▶ Provided data
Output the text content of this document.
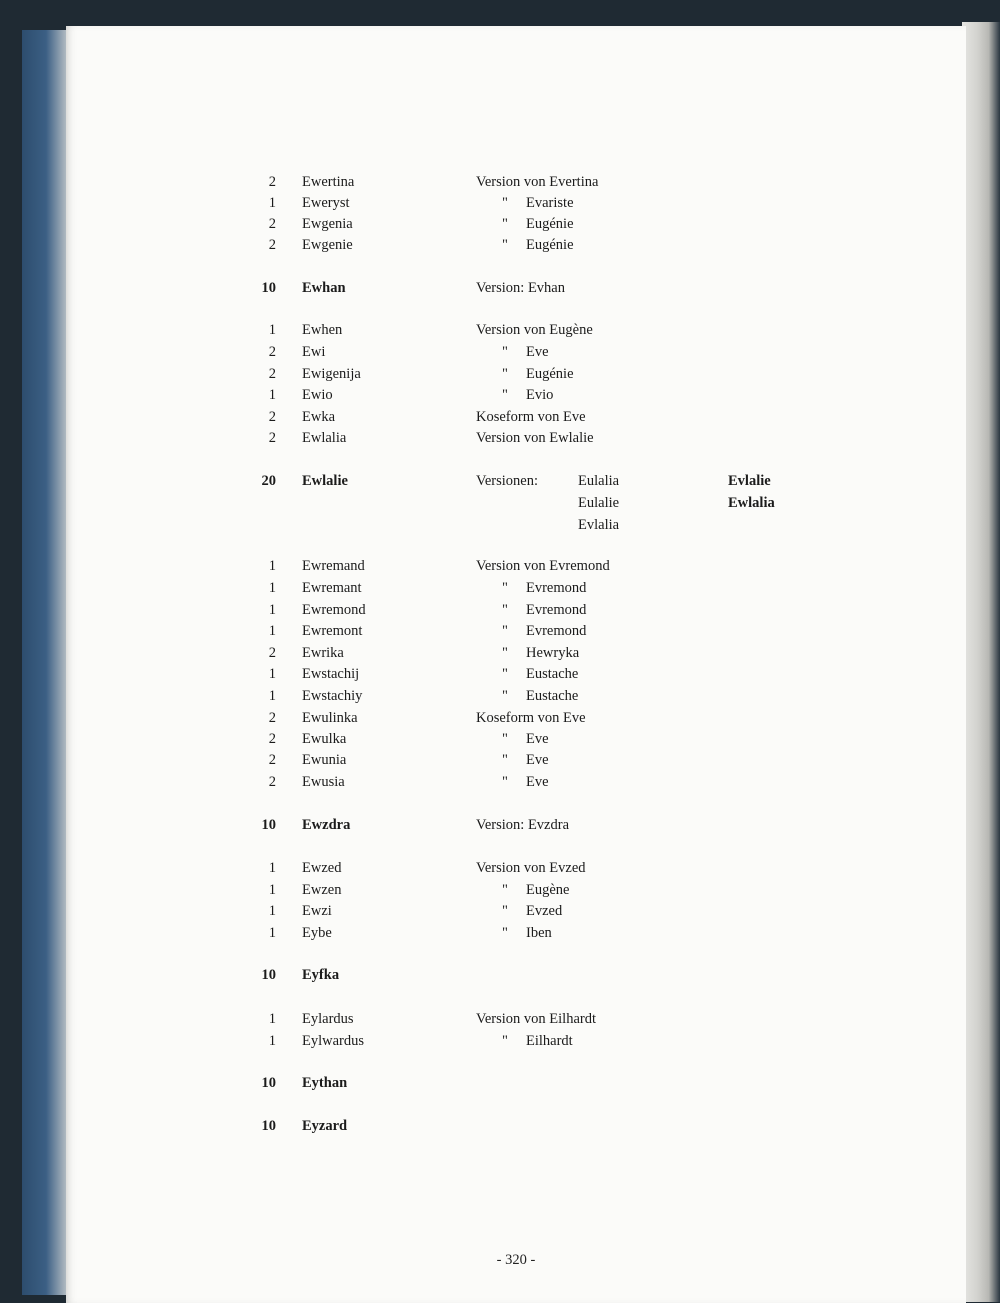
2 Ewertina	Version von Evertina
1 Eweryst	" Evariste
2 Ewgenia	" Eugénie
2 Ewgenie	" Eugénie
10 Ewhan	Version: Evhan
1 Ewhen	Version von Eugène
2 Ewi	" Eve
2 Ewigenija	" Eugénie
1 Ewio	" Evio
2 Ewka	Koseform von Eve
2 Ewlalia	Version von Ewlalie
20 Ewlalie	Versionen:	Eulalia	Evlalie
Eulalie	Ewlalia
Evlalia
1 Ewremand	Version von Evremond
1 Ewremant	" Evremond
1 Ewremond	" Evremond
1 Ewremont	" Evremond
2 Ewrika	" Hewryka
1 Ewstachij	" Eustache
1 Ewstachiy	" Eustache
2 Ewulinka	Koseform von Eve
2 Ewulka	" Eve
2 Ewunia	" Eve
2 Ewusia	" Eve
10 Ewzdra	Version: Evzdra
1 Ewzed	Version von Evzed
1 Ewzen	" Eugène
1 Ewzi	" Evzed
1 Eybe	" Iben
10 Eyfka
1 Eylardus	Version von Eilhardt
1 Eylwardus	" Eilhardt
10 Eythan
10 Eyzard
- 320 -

▶ Work to complete
The records above must be echoed exactly, minus their pictures.

▶ Result for this task
Output the text content of this document.
2 Ewertina	Version von Evertina
1 Eweryst	" Evariste
2 Ewgenia	" Eugénie
2 Ewgenie	" Eugénie
10 Ewhan	Version: Evhan
1 Ewhen	Version von Eugène
2 Ewi	" Eve
2 Ewigenija	" Eugénie
1 Ewio	" Evio
2 Ewka	Koseform von Eve
2 Ewlalia	Version von Ewlalie
20 Ewlalie	Versionen:	Eulalia	Evlalie
Eulalie	Ewlalia
Evlalia
1 Ewremand	Version von Evremond
1 Ewremant	" Evremond
1 Ewremond	" Evremond
1 Ewremont	" Evremond
2 Ewrika	" Hewryka
1 Ewstachij	" Eustache
1 Ewstachiy	" Eustache
2 Ewulinka	Koseform von Eve
2 Ewulka	" Eve
2 Ewunia	" Eve
2 Ewusia	" Eve
10 Ewzdra	Version: Evzdra
1 Ewzed	Version von Evzed
1 Ewzen	" Eugène
1 Ewzi	" Evzed
1 Eybe	" Iben
10 Eyfka
1 Eylardus	Version von Eilhardt
1 Eylwardus	" Eilhardt
10 Eythan
10 Eyzard
- 320 -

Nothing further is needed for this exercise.